** BEGIN **

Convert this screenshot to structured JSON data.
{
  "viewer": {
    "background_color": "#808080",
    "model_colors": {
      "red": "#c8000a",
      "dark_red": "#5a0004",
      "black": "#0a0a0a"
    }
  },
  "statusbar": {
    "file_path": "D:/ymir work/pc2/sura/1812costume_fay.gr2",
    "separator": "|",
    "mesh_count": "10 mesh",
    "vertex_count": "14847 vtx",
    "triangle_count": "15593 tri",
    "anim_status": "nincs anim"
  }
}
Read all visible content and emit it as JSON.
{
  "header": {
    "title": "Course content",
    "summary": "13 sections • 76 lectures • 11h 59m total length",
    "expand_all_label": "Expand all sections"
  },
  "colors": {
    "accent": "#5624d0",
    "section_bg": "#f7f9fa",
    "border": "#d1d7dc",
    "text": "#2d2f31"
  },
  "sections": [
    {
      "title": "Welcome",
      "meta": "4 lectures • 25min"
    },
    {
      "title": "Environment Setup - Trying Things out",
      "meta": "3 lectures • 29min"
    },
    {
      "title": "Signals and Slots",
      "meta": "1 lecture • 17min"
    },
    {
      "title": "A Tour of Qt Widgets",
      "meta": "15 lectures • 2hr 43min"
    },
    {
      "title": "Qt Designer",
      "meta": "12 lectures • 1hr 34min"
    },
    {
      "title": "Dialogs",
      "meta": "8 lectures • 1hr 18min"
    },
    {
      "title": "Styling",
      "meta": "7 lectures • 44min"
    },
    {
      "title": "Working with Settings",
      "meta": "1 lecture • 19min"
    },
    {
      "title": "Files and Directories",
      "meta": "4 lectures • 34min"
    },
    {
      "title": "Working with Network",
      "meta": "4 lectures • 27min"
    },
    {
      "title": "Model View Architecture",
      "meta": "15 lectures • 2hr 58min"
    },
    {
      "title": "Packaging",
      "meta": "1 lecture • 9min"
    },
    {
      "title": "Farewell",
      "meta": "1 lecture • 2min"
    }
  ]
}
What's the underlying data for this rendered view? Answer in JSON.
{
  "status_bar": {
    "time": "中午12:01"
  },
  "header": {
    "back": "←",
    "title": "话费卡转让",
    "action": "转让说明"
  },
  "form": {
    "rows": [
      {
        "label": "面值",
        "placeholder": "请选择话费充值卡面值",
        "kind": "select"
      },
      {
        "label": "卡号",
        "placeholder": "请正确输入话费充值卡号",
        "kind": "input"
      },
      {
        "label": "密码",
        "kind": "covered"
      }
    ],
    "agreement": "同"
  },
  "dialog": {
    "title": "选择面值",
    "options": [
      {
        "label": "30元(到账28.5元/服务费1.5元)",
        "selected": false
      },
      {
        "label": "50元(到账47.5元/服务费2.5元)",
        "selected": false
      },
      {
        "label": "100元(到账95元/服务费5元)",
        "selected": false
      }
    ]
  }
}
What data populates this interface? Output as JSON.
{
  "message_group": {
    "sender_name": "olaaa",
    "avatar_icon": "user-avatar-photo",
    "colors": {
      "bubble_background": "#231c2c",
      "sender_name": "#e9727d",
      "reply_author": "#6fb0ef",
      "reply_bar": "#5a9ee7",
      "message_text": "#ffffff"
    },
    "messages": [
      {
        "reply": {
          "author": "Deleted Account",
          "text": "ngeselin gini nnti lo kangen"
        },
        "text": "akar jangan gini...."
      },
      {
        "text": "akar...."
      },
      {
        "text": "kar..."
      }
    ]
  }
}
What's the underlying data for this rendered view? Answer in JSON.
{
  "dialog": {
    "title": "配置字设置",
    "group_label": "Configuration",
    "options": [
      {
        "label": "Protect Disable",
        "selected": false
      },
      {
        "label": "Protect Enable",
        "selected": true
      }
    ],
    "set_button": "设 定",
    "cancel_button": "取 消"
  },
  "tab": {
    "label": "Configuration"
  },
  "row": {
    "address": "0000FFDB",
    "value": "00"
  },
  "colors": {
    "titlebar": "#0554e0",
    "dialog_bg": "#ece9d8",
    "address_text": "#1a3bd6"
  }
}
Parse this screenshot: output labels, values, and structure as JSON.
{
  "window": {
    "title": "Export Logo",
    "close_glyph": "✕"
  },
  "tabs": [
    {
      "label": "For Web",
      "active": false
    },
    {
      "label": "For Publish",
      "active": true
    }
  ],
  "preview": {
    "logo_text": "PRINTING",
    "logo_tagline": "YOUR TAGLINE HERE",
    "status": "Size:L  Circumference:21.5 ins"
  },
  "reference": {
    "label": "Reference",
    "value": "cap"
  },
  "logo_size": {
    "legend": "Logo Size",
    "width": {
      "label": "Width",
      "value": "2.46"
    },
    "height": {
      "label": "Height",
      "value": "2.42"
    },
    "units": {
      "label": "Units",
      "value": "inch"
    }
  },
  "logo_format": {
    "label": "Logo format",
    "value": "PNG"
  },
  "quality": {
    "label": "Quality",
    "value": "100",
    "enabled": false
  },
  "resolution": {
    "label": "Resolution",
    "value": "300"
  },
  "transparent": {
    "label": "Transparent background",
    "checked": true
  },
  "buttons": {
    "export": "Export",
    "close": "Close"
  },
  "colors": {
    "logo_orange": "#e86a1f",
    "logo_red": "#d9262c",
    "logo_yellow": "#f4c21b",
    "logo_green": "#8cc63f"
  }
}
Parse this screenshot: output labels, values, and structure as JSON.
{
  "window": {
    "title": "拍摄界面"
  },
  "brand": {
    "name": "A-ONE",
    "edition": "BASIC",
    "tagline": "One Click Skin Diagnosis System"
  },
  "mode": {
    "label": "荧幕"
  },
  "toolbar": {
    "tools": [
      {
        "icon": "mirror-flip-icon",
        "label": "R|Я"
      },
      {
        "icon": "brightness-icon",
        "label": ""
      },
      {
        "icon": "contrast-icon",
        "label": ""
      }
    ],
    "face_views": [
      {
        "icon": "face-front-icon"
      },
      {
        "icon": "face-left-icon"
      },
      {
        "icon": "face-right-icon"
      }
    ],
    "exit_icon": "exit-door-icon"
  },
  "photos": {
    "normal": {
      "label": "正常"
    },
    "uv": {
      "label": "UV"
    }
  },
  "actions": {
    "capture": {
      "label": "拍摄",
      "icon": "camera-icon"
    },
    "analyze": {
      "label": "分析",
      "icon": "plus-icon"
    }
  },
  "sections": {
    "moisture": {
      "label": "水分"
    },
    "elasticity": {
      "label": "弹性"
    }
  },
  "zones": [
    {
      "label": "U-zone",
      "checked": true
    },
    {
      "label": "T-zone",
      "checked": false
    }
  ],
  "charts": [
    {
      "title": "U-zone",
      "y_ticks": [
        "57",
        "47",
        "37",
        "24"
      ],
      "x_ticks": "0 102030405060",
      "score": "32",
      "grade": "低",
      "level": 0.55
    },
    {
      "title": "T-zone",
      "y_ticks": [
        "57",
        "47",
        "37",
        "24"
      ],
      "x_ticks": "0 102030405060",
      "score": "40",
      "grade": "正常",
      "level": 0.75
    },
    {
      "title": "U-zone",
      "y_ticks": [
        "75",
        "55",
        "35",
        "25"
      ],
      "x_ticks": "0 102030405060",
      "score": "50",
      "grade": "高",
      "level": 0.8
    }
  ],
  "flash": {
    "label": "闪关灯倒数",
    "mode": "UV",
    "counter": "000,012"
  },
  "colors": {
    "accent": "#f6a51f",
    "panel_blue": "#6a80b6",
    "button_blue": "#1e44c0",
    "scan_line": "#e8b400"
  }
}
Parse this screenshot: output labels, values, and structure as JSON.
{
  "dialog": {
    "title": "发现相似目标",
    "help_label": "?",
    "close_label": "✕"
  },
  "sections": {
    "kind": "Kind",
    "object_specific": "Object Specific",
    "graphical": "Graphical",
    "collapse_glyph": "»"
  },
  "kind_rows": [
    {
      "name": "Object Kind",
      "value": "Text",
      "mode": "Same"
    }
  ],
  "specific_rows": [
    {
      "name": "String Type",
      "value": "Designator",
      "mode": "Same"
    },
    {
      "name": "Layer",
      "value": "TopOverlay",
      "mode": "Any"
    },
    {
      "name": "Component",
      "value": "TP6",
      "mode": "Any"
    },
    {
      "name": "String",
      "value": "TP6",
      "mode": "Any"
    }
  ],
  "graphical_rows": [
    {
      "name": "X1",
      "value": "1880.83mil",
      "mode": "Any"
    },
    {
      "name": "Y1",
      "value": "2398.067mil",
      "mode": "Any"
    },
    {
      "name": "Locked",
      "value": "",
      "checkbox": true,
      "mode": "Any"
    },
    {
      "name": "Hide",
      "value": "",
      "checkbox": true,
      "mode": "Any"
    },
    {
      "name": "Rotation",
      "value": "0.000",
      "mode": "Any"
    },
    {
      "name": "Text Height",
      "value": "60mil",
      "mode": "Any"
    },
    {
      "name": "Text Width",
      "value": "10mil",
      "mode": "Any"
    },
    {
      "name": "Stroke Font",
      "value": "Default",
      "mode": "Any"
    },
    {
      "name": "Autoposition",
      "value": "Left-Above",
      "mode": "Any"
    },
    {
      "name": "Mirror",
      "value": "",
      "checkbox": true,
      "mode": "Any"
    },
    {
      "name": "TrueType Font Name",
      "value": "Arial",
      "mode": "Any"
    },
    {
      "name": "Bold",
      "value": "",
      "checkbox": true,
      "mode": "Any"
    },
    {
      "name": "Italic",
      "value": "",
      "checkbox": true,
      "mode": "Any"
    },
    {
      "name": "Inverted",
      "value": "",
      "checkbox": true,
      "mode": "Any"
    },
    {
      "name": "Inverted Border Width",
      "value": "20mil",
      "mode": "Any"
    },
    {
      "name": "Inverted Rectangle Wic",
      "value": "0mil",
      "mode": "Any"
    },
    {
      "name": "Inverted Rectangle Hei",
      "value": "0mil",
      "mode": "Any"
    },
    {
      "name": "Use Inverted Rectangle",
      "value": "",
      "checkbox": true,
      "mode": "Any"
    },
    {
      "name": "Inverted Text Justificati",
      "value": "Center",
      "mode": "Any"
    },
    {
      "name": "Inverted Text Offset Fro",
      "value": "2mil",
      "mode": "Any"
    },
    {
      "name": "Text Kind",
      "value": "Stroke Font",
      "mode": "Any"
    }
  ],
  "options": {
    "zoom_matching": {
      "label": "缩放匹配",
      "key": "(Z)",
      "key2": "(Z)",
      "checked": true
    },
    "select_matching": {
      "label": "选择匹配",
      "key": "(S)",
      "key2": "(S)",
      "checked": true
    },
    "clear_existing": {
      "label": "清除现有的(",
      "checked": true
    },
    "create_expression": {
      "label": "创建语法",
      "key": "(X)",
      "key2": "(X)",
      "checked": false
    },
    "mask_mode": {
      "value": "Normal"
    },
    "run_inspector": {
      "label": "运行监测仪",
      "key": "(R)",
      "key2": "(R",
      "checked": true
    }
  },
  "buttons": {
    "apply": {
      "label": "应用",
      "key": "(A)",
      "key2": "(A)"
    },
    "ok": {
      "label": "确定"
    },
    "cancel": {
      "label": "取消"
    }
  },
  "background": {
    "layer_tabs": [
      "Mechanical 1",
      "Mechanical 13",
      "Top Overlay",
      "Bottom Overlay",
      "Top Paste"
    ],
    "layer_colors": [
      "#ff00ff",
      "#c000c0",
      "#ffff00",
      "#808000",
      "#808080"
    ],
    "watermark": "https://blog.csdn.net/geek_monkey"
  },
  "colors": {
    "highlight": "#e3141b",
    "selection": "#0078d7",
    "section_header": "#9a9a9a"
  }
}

** END **

- GOAL OF THE EXERCISE
List each line holding the string "sections".

- ANSWER TO THIS EXERCISE
    "summary": "13 sections • 76 lectures • 11h 59m total length",
    "expand_all_label": "Expand all sections"
  "sections": [
  "sections": {
  "sections": {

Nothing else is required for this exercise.